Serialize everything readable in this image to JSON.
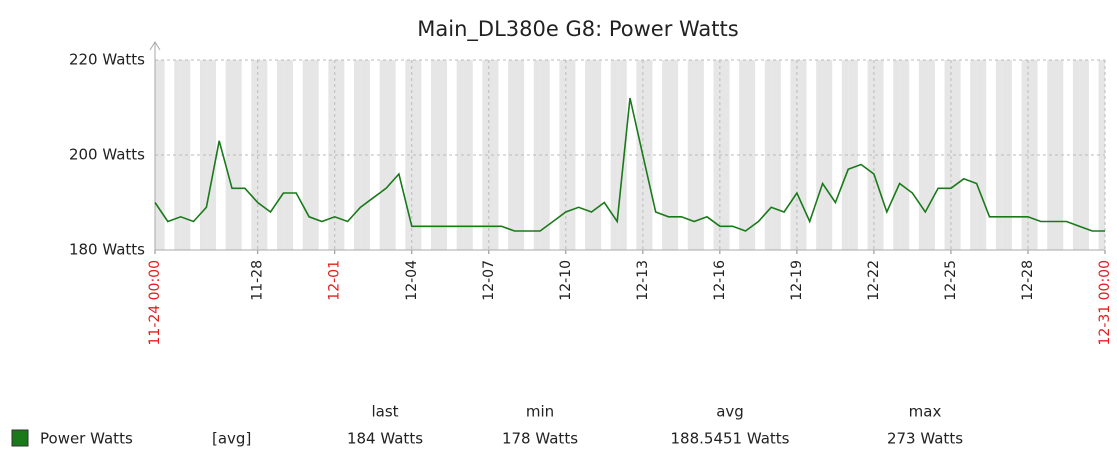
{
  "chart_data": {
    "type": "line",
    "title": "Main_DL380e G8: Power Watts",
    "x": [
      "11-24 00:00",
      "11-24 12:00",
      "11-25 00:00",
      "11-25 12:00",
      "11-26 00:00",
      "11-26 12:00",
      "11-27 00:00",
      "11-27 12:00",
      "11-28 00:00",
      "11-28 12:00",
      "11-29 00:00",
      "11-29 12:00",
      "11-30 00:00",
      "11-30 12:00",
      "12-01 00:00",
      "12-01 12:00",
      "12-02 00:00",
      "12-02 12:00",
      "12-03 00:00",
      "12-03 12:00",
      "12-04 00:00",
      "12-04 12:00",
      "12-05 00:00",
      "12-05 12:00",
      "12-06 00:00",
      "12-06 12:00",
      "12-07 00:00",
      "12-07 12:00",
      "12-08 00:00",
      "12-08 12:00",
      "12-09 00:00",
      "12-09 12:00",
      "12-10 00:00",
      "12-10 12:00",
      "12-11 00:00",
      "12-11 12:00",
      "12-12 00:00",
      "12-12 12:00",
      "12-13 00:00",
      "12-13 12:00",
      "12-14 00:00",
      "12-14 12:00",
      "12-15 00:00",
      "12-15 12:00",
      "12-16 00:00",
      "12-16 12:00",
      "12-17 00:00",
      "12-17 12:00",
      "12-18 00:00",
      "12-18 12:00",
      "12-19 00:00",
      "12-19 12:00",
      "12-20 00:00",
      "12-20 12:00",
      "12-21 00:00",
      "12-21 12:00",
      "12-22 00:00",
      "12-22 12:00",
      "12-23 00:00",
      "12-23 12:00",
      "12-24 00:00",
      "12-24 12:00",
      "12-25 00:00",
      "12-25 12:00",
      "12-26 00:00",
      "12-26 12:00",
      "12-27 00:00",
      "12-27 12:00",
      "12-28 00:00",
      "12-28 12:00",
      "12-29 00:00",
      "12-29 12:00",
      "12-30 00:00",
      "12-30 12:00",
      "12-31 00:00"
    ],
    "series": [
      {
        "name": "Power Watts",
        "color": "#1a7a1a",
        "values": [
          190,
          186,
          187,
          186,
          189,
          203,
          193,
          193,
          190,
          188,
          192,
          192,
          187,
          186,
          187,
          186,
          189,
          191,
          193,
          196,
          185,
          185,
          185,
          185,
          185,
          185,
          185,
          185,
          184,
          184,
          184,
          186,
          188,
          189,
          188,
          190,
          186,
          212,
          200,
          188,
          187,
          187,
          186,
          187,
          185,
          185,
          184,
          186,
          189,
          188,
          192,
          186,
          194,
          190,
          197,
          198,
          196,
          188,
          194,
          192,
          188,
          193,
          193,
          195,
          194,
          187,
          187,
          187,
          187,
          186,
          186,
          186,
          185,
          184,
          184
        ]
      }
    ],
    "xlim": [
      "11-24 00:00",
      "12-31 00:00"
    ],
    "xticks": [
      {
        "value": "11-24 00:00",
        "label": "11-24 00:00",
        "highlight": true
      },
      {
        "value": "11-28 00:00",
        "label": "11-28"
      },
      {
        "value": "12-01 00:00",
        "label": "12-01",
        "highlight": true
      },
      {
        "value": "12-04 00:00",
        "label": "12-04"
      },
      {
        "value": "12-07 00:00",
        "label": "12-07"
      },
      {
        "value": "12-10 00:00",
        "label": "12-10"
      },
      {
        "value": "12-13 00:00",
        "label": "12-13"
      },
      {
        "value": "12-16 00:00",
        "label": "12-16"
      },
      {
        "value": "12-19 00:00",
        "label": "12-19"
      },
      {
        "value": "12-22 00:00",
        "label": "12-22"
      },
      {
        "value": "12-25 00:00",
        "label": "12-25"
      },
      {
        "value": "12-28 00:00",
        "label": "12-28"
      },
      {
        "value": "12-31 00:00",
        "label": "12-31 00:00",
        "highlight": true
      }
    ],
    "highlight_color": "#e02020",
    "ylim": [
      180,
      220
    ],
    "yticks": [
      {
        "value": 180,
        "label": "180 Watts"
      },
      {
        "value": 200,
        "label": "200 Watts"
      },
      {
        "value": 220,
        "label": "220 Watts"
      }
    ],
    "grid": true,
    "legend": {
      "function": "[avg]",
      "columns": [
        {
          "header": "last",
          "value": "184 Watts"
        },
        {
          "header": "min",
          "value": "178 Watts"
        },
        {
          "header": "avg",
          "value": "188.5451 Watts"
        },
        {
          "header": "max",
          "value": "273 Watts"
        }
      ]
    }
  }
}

> Task instructions
Every entry must be reproduced exactly, with the images left out.

> Result
Serialize everything readable in this image to JSON.
{
  "chart_data": {
    "type": "line",
    "title": "Main_DL380e G8: Power Watts",
    "x": [
      "11-24 00:00",
      "11-24 12:00",
      "11-25 00:00",
      "11-25 12:00",
      "11-26 00:00",
      "11-26 12:00",
      "11-27 00:00",
      "11-27 12:00",
      "11-28 00:00",
      "11-28 12:00",
      "11-29 00:00",
      "11-29 12:00",
      "11-30 00:00",
      "11-30 12:00",
      "12-01 00:00",
      "12-01 12:00",
      "12-02 00:00",
      "12-02 12:00",
      "12-03 00:00",
      "12-03 12:00",
      "12-04 00:00",
      "12-04 12:00",
      "12-05 00:00",
      "12-05 12:00",
      "12-06 00:00",
      "12-06 12:00",
      "12-07 00:00",
      "12-07 12:00",
      "12-08 00:00",
      "12-08 12:00",
      "12-09 00:00",
      "12-09 12:00",
      "12-10 00:00",
      "12-10 12:00",
      "12-11 00:00",
      "12-11 12:00",
      "12-12 00:00",
      "12-12 12:00",
      "12-13 00:00",
      "12-13 12:00",
      "12-14 00:00",
      "12-14 12:00",
      "12-15 00:00",
      "12-15 12:00",
      "12-16 00:00",
      "12-16 12:00",
      "12-17 00:00",
      "12-17 12:00",
      "12-18 00:00",
      "12-18 12:00",
      "12-19 00:00",
      "12-19 12:00",
      "12-20 00:00",
      "12-20 12:00",
      "12-21 00:00",
      "12-21 12:00",
      "12-22 00:00",
      "12-22 12:00",
      "12-23 00:00",
      "12-23 12:00",
      "12-24 00:00",
      "12-24 12:00",
      "12-25 00:00",
      "12-25 12:00",
      "12-26 00:00",
      "12-26 12:00",
      "12-27 00:00",
      "12-27 12:00",
      "12-28 00:00",
      "12-28 12:00",
      "12-29 00:00",
      "12-29 12:00",
      "12-30 00:00",
      "12-30 12:00",
      "12-31 00:00"
    ],
    "series": [
      {
        "name": "Power Watts",
        "color": "#1a7a1a",
        "values": [
          190,
          186,
          187,
          186,
          189,
          203,
          193,
          193,
          190,
          188,
          192,
          192,
          187,
          186,
          187,
          186,
          189,
          191,
          193,
          196,
          185,
          185,
          185,
          185,
          185,
          185,
          185,
          185,
          184,
          184,
          184,
          186,
          188,
          189,
          188,
          190,
          186,
          212,
          200,
          188,
          187,
          187,
          186,
          187,
          185,
          185,
          184,
          186,
          189,
          188,
          192,
          186,
          194,
          190,
          197,
          198,
          196,
          188,
          194,
          192,
          188,
          193,
          193,
          195,
          194,
          187,
          187,
          187,
          187,
          186,
          186,
          186,
          185,
          184,
          184
        ]
      }
    ],
    "xlim": [
      "11-24 00:00",
      "12-31 00:00"
    ],
    "xticks": [
      {
        "value": "11-24 00:00",
        "label": "11-24 00:00",
        "highlight": true
      },
      {
        "value": "11-28 00:00",
        "label": "11-28"
      },
      {
        "value": "12-01 00:00",
        "label": "12-01",
        "highlight": true
      },
      {
        "value": "12-04 00:00",
        "label": "12-04"
      },
      {
        "value": "12-07 00:00",
        "label": "12-07"
      },
      {
        "value": "12-10 00:00",
        "label": "12-10"
      },
      {
        "value": "12-13 00:00",
        "label": "12-13"
      },
      {
        "value": "12-16 00:00",
        "label": "12-16"
      },
      {
        "value": "12-19 00:00",
        "label": "12-19"
      },
      {
        "value": "12-22 00:00",
        "label": "12-22"
      },
      {
        "value": "12-25 00:00",
        "label": "12-25"
      },
      {
        "value": "12-28 00:00",
        "label": "12-28"
      },
      {
        "value": "12-31 00:00",
        "label": "12-31 00:00",
        "highlight": true
      }
    ],
    "highlight_color": "#e02020",
    "ylim": [
      180,
      220
    ],
    "yticks": [
      {
        "value": 180,
        "label": "180 Watts"
      },
      {
        "value": 200,
        "label": "200 Watts"
      },
      {
        "value": 220,
        "label": "220 Watts"
      }
    ],
    "grid": true,
    "legend": {
      "function": "[avg]",
      "columns": [
        {
          "header": "last",
          "value": "184 Watts"
        },
        {
          "header": "min",
          "value": "178 Watts"
        },
        {
          "header": "avg",
          "value": "188.5451 Watts"
        },
        {
          "header": "max",
          "value": "273 Watts"
        }
      ]
    }
  }
}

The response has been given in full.